TASK REQUIREMENTS
Please retype the data in full and exactly; the pictures are not part of the copy.

SUPPLIED RECORDS

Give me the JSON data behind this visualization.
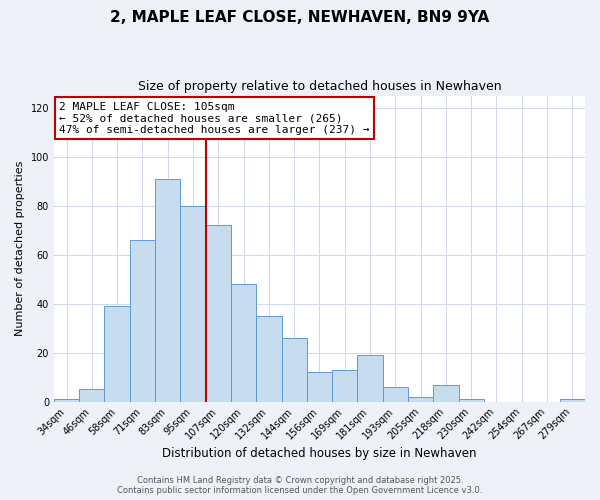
{
  "title": "2, MAPLE LEAF CLOSE, NEWHAVEN, BN9 9YA",
  "subtitle": "Size of property relative to detached houses in Newhaven",
  "xlabel": "Distribution of detached houses by size in Newhaven",
  "ylabel": "Number of detached properties",
  "bar_labels": [
    "34sqm",
    "46sqm",
    "58sqm",
    "71sqm",
    "83sqm",
    "95sqm",
    "107sqm",
    "120sqm",
    "132sqm",
    "144sqm",
    "156sqm",
    "169sqm",
    "181sqm",
    "193sqm",
    "205sqm",
    "218sqm",
    "230sqm",
    "242sqm",
    "254sqm",
    "267sqm",
    "279sqm"
  ],
  "bar_values": [
    1,
    5,
    39,
    66,
    91,
    80,
    72,
    48,
    35,
    26,
    12,
    13,
    19,
    6,
    2,
    7,
    1,
    0,
    0,
    0,
    1
  ],
  "bar_color": "#c8dcf0",
  "bar_edge_color": "#5b9bd5",
  "vline_color": "#c00000",
  "annotation_line1": "2 MAPLE LEAF CLOSE: 105sqm",
  "annotation_line2": "← 52% of detached houses are smaller (265)",
  "annotation_line3": "47% of semi-detached houses are larger (237) →",
  "annotation_box_color": "white",
  "annotation_box_edge": "#c00000",
  "ylim": [
    0,
    125
  ],
  "yticks": [
    0,
    20,
    40,
    60,
    80,
    100,
    120
  ],
  "footer1": "Contains HM Land Registry data © Crown copyright and database right 2025.",
  "footer2": "Contains public sector information licensed under the Open Government Licence v3.0.",
  "bg_color": "#eef2f8",
  "plot_bg_color": "#ffffff",
  "grid_color": "#d0d8e8",
  "title_fontsize": 11,
  "subtitle_fontsize": 9,
  "xlabel_fontsize": 8.5,
  "ylabel_fontsize": 8,
  "tick_fontsize": 7,
  "annotation_fontsize": 8,
  "footer_fontsize": 6
}
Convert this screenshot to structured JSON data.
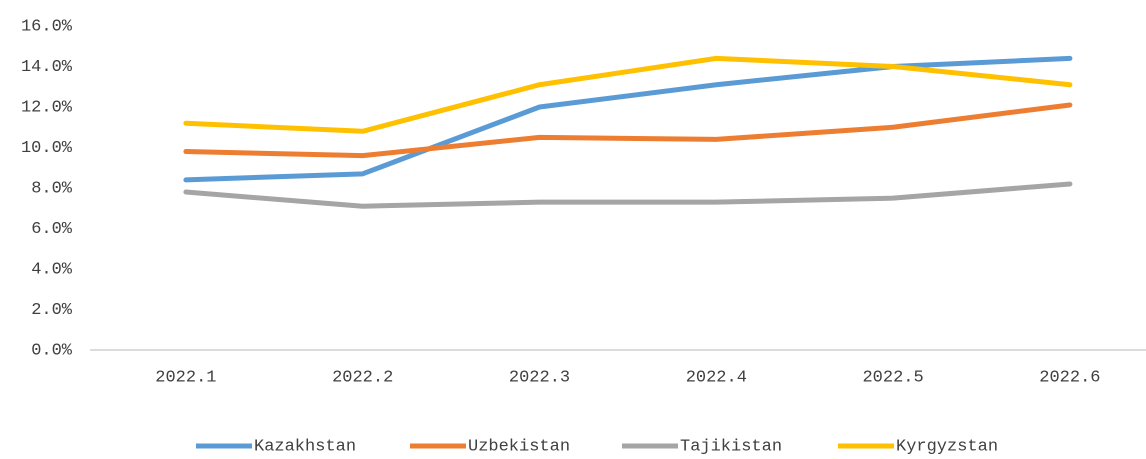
{
  "chart_data": {
    "type": "line",
    "categories": [
      "2022.1",
      "2022.2",
      "2022.3",
      "2022.4",
      "2022.5",
      "2022.6"
    ],
    "series": [
      {
        "name": "Kazakhstan",
        "color": "#5b9bd5",
        "values": [
          8.4,
          8.7,
          12.0,
          13.1,
          14.0,
          14.4
        ]
      },
      {
        "name": "Uzbekistan",
        "color": "#ed7d31",
        "values": [
          9.8,
          9.6,
          10.5,
          10.4,
          11.0,
          12.1
        ]
      },
      {
        "name": "Tajikistan",
        "color": "#a5a5a5",
        "values": [
          7.8,
          7.1,
          7.3,
          7.3,
          7.5,
          8.2
        ]
      },
      {
        "name": "Kyrgyzstan",
        "color": "#ffc000",
        "values": [
          11.2,
          10.8,
          13.1,
          14.4,
          14.0,
          13.1
        ]
      }
    ],
    "ylim": [
      0,
      16
    ],
    "yticks": [
      {
        "value": 0,
        "label": "0.0%"
      },
      {
        "value": 2,
        "label": "2.0%"
      },
      {
        "value": 4,
        "label": "4.0%"
      },
      {
        "value": 6,
        "label": "6.0%"
      },
      {
        "value": 8,
        "label": "8.0%"
      },
      {
        "value": 10,
        "label": "10.0%"
      },
      {
        "value": 12,
        "label": "12.0%"
      },
      {
        "value": 14,
        "label": "14.0%"
      },
      {
        "value": 16,
        "label": "16.0%"
      }
    ],
    "grid": false,
    "legend": "bottom"
  }
}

FINISHED TASK
Give me the JSON data behind this visualization.
{
  "title": "2, MAPLE LEAF CLOSE, NEWHAVEN, BN9 9YA",
  "subtitle": "Size of property relative to detached houses in Newhaven",
  "xlabel": "Distribution of detached houses by size in Newhaven",
  "ylabel": "Number of detached properties",
  "bar_labels": [
    "34sqm",
    "46sqm",
    "58sqm",
    "71sqm",
    "83sqm",
    "95sqm",
    "107sqm",
    "120sqm",
    "132sqm",
    "144sqm",
    "156sqm",
    "169sqm",
    "181sqm",
    "193sqm",
    "205sqm",
    "218sqm",
    "230sqm",
    "242sqm",
    "254sqm",
    "267sqm",
    "279sqm"
  ],
  "bar_values": [
    1,
    5,
    39,
    66,
    91,
    80,
    72,
    48,
    35,
    26,
    12,
    13,
    19,
    6,
    2,
    7,
    1,
    0,
    0,
    0,
    1
  ],
  "bar_color": "#c8dcf0",
  "bar_edge_color": "#5b9bd5",
  "vline_color": "#c00000",
  "annotation_line1": "2 MAPLE LEAF CLOSE: 105sqm",
  "annotation_line2": "← 52% of detached houses are smaller (265)",
  "annotation_line3": "47% of semi-detached houses are larger (237) →",
  "annotation_box_color": "white",
  "annotation_box_edge": "#c00000",
  "ylim": [
    0,
    125
  ],
  "yticks": [
    0,
    20,
    40,
    60,
    80,
    100,
    120
  ],
  "footer1": "Contains HM Land Registry data © Crown copyright and database right 2025.",
  "footer2": "Contains public sector information licensed under the Open Government Licence v3.0.",
  "bg_color": "#eef2f8",
  "plot_bg_color": "#ffffff",
  "grid_color": "#d0d8e8",
  "title_fontsize": 11,
  "subtitle_fontsize": 9,
  "xlabel_fontsize": 8.5,
  "ylabel_fontsize": 8,
  "tick_fontsize": 7,
  "annotation_fontsize": 8,
  "footer_fontsize": 6
}
Convert this screenshot to structured JSON data.
{
  "chart_data": {
    "type": "line",
    "categories": [
      "2022.1",
      "2022.2",
      "2022.3",
      "2022.4",
      "2022.5",
      "2022.6"
    ],
    "series": [
      {
        "name": "Kazakhstan",
        "color": "#5b9bd5",
        "values": [
          8.4,
          8.7,
          12.0,
          13.1,
          14.0,
          14.4
        ]
      },
      {
        "name": "Uzbekistan",
        "color": "#ed7d31",
        "values": [
          9.8,
          9.6,
          10.5,
          10.4,
          11.0,
          12.1
        ]
      },
      {
        "name": "Tajikistan",
        "color": "#a5a5a5",
        "values": [
          7.8,
          7.1,
          7.3,
          7.3,
          7.5,
          8.2
        ]
      },
      {
        "name": "Kyrgyzstan",
        "color": "#ffc000",
        "values": [
          11.2,
          10.8,
          13.1,
          14.4,
          14.0,
          13.1
        ]
      }
    ],
    "ylim": [
      0,
      16
    ],
    "yticks": [
      {
        "value": 0,
        "label": "0.0%"
      },
      {
        "value": 2,
        "label": "2.0%"
      },
      {
        "value": 4,
        "label": "4.0%"
      },
      {
        "value": 6,
        "label": "6.0%"
      },
      {
        "value": 8,
        "label": "8.0%"
      },
      {
        "value": 10,
        "label": "10.0%"
      },
      {
        "value": 12,
        "label": "12.0%"
      },
      {
        "value": 14,
        "label": "14.0%"
      },
      {
        "value": 16,
        "label": "16.0%"
      }
    ],
    "grid": false,
    "legend": "bottom"
  }
}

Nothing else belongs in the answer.